> _Work to complete_:
Every line below that mentions the word "давления" should be copied out.
-- Start --
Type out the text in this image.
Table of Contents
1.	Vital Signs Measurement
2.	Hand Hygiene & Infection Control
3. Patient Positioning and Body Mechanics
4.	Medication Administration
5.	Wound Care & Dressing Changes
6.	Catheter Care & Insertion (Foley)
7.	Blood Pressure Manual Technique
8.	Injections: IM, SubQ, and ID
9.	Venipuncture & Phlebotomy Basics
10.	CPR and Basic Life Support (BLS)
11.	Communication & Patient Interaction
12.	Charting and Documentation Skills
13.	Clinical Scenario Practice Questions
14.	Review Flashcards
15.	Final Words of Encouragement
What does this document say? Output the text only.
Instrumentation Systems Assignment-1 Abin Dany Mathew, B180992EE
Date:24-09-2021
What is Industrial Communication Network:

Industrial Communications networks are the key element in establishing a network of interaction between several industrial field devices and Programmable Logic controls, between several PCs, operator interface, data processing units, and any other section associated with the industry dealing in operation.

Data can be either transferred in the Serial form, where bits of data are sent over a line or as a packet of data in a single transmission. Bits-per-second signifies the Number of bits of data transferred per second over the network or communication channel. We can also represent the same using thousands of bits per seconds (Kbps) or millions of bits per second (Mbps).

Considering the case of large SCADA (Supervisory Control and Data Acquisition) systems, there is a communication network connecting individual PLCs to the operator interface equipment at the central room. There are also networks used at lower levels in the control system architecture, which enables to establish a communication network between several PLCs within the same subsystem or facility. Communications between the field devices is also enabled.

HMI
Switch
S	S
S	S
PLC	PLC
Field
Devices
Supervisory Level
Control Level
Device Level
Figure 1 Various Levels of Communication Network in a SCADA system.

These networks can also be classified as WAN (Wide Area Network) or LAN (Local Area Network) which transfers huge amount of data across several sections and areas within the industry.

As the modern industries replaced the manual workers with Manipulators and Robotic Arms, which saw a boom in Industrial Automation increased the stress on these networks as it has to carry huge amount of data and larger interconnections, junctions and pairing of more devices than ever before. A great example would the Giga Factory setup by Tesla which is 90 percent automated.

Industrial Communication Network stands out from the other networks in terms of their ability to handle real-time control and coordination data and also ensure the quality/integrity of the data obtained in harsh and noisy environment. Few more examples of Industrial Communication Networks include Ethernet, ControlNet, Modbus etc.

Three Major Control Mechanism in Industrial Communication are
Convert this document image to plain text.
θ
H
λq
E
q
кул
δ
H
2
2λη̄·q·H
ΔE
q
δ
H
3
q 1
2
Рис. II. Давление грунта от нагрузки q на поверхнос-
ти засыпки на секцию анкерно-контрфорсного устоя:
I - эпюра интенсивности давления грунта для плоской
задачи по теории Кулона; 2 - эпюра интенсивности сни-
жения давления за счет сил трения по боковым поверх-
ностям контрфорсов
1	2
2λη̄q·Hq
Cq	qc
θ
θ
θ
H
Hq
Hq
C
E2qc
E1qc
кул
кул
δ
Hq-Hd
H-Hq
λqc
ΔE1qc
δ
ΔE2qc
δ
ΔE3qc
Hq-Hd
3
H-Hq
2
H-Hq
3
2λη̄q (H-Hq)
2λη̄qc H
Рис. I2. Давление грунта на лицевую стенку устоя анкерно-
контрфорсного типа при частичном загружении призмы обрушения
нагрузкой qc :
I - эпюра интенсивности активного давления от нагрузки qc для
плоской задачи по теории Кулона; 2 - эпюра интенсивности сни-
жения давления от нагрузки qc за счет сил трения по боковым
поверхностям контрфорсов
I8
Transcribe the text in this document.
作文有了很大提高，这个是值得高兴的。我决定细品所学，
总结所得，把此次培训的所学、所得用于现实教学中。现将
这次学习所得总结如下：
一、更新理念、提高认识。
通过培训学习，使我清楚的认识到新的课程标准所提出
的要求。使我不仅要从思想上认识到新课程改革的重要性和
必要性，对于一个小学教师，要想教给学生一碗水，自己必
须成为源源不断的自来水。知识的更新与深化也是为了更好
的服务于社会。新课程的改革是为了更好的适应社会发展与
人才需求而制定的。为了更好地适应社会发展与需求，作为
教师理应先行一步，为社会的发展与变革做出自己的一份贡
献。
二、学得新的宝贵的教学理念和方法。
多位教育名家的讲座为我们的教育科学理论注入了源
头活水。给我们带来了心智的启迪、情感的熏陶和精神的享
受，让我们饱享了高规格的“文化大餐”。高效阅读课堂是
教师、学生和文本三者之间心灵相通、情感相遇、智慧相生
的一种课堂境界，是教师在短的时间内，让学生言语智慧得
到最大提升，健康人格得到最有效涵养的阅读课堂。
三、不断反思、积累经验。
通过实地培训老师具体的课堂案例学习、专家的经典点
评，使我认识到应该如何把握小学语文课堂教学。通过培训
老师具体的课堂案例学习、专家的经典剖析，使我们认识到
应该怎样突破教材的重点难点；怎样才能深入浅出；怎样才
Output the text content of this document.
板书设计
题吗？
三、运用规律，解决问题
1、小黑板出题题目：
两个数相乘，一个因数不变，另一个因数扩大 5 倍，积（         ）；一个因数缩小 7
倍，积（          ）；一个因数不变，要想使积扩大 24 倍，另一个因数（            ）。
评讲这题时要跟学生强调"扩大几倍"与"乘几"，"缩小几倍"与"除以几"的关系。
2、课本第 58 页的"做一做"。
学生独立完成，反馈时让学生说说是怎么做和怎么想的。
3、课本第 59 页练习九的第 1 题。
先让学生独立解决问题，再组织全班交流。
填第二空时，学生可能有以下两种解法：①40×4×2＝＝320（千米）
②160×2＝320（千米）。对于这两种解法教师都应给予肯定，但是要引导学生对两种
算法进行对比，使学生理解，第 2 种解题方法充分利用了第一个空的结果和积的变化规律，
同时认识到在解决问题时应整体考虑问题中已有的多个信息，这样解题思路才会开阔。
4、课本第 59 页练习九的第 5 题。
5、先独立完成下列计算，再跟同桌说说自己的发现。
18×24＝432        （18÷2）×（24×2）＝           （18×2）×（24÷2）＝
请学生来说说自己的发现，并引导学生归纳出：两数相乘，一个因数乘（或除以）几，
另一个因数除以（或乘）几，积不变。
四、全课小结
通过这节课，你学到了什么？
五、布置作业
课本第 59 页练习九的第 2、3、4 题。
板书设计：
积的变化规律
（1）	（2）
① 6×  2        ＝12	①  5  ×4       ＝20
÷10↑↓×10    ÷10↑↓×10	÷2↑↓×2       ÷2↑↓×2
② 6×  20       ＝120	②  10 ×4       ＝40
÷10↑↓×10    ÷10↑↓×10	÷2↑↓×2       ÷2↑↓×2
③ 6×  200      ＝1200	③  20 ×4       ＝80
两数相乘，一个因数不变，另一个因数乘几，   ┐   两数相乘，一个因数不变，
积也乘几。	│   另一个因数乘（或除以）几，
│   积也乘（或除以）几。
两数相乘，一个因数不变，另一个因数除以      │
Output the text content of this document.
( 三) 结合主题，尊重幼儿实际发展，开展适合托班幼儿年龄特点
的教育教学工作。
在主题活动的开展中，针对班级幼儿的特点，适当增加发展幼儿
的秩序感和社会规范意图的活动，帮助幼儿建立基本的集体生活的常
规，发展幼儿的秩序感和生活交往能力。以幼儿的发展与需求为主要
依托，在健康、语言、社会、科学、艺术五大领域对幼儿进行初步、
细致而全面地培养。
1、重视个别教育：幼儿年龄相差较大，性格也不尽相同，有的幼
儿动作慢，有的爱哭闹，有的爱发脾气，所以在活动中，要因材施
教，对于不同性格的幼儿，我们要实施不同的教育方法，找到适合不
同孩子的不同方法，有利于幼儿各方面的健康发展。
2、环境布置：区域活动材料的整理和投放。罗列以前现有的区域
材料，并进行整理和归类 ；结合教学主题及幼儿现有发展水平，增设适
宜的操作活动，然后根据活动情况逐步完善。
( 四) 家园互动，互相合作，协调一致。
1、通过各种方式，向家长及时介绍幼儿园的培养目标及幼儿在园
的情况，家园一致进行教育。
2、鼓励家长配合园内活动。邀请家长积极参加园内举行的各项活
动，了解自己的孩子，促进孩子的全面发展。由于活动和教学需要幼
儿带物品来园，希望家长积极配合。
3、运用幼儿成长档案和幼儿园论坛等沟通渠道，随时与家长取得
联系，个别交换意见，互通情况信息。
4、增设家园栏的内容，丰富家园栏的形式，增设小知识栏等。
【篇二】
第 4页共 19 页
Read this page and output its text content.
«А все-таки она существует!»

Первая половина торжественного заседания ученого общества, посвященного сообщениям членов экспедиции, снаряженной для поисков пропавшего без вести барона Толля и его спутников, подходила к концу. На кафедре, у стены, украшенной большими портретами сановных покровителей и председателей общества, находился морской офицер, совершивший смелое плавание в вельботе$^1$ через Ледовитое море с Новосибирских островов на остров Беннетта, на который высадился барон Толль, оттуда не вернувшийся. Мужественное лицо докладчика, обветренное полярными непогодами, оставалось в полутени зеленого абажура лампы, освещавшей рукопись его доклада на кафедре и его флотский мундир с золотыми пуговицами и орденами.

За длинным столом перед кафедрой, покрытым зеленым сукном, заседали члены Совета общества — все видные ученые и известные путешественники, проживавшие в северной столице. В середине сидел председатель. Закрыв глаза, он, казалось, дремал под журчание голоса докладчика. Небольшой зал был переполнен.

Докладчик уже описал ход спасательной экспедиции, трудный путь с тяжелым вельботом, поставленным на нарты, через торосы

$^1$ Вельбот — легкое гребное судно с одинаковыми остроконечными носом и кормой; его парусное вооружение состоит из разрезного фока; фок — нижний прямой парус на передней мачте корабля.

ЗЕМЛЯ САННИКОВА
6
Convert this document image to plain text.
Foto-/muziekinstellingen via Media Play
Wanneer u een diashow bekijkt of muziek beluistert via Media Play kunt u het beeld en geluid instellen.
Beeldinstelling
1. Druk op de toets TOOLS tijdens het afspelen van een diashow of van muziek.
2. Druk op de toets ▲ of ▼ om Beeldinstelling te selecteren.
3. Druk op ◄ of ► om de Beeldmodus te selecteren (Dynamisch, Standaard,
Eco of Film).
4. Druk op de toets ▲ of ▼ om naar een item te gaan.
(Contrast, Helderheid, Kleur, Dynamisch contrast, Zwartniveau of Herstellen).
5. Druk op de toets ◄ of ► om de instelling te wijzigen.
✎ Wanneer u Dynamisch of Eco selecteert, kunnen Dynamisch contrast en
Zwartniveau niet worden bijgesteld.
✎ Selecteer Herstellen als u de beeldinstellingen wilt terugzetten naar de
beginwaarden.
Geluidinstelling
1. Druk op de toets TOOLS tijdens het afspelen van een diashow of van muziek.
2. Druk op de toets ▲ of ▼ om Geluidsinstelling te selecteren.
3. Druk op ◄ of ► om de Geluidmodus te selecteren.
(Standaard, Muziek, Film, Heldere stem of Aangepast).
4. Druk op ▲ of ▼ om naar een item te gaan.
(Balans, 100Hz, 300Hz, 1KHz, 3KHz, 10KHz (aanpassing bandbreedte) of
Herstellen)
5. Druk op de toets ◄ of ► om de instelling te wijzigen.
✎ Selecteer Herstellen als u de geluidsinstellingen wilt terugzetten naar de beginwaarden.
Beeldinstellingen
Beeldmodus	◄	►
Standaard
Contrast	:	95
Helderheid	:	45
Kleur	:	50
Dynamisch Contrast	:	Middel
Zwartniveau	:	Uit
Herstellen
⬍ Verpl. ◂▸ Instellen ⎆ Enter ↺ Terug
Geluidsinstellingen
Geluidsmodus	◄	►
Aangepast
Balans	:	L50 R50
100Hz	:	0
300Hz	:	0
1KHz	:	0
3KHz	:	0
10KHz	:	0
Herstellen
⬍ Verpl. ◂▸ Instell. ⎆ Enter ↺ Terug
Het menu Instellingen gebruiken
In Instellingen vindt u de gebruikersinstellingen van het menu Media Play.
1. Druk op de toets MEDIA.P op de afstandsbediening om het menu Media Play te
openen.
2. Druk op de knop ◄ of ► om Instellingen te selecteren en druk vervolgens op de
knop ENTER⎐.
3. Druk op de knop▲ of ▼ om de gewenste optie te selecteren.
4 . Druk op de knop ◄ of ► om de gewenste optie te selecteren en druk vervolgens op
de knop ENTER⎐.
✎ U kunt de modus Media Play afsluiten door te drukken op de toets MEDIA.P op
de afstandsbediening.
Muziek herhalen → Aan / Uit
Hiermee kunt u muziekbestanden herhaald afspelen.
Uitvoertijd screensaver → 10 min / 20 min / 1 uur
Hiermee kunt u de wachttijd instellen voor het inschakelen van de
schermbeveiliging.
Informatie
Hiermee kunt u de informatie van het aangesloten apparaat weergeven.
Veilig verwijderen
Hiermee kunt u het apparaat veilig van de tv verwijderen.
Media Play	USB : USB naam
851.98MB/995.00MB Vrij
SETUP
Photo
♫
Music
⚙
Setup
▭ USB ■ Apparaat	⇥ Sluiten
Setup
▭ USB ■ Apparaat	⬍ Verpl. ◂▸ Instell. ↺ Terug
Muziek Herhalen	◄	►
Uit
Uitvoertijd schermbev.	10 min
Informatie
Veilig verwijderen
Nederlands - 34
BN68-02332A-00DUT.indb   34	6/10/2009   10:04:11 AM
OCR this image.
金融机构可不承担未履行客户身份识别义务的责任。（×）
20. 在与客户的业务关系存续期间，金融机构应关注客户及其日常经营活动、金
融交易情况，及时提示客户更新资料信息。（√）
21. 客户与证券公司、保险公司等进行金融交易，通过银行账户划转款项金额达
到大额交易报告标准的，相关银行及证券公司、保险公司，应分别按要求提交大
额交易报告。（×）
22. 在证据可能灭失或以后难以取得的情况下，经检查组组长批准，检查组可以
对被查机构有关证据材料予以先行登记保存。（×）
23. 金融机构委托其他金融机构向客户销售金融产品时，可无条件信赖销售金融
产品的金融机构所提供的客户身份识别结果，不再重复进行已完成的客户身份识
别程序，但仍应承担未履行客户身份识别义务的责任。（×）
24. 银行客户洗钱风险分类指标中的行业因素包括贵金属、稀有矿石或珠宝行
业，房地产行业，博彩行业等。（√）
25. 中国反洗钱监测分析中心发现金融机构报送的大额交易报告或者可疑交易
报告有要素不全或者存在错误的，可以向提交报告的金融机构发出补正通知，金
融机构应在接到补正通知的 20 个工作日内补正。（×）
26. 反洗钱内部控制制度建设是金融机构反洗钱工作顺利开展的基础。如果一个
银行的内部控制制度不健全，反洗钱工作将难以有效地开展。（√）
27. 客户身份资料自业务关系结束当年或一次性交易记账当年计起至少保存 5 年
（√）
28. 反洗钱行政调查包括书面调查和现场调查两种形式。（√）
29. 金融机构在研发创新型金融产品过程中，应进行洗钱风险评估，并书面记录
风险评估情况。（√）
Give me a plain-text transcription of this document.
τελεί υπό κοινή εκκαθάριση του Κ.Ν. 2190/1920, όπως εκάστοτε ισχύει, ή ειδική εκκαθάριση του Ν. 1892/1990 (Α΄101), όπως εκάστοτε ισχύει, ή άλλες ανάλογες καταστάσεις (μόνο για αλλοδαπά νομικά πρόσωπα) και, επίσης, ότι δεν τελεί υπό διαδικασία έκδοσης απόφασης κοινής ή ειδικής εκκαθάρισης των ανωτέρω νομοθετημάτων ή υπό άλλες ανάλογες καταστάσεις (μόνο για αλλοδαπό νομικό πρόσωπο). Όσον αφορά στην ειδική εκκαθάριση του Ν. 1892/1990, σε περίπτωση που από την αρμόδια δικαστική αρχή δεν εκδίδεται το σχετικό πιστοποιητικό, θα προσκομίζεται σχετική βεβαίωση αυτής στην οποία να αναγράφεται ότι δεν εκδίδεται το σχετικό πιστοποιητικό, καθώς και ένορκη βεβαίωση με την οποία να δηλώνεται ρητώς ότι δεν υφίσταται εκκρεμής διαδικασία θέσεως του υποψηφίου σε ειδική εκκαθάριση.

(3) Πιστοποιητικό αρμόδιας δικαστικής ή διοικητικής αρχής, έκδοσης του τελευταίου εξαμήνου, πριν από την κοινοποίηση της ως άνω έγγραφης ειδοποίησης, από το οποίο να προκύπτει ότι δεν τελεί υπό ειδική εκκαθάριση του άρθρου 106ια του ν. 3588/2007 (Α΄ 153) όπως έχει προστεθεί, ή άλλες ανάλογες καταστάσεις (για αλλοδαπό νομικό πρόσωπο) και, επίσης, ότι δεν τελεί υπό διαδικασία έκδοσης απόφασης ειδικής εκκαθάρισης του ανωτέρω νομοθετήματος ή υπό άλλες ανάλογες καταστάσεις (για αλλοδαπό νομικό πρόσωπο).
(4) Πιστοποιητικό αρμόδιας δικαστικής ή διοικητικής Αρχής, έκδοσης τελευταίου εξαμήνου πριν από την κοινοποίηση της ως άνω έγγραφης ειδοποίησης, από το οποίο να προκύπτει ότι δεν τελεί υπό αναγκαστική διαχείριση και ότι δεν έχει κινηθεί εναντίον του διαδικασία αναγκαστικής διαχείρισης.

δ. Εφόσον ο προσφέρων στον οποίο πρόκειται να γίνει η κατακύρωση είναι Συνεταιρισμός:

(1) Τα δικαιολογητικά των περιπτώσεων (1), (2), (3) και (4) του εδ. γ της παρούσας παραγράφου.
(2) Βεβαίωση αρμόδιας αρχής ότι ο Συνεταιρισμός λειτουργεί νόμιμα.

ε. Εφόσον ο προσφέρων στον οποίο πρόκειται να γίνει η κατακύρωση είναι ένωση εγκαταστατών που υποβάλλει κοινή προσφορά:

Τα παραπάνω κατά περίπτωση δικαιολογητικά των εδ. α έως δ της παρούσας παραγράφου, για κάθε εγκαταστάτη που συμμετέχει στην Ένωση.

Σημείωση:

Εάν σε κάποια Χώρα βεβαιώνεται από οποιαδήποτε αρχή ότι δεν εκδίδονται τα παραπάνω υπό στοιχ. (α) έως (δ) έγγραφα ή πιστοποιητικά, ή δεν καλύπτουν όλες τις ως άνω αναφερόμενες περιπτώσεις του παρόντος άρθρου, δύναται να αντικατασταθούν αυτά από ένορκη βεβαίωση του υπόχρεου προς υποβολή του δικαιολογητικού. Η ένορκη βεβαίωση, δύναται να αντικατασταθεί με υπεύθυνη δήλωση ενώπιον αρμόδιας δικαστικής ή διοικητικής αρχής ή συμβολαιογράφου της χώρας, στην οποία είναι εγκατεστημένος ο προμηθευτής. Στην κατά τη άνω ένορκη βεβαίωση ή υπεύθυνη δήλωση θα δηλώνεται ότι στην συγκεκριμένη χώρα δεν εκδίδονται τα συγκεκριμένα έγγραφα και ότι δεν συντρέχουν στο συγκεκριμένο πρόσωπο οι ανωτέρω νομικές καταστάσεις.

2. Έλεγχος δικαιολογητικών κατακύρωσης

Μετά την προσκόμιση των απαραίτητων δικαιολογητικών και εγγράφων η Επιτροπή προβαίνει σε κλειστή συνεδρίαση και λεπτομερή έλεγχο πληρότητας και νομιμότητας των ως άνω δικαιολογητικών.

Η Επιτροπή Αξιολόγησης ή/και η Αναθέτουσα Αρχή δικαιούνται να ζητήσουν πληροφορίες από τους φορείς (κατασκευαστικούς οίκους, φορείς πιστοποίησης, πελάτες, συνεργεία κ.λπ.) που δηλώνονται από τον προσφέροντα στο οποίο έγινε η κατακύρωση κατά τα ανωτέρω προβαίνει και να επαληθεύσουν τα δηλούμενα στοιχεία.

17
-- End --
> _Answer in full_:
I - эпюра интенсивности давления грунта для плоской
жения давления за счет сил трения по боковым поверх-
I - эпюра интенсивности активного давления от нагрузки qc для
жения давления от нагрузки qc за счет сил трения по боковым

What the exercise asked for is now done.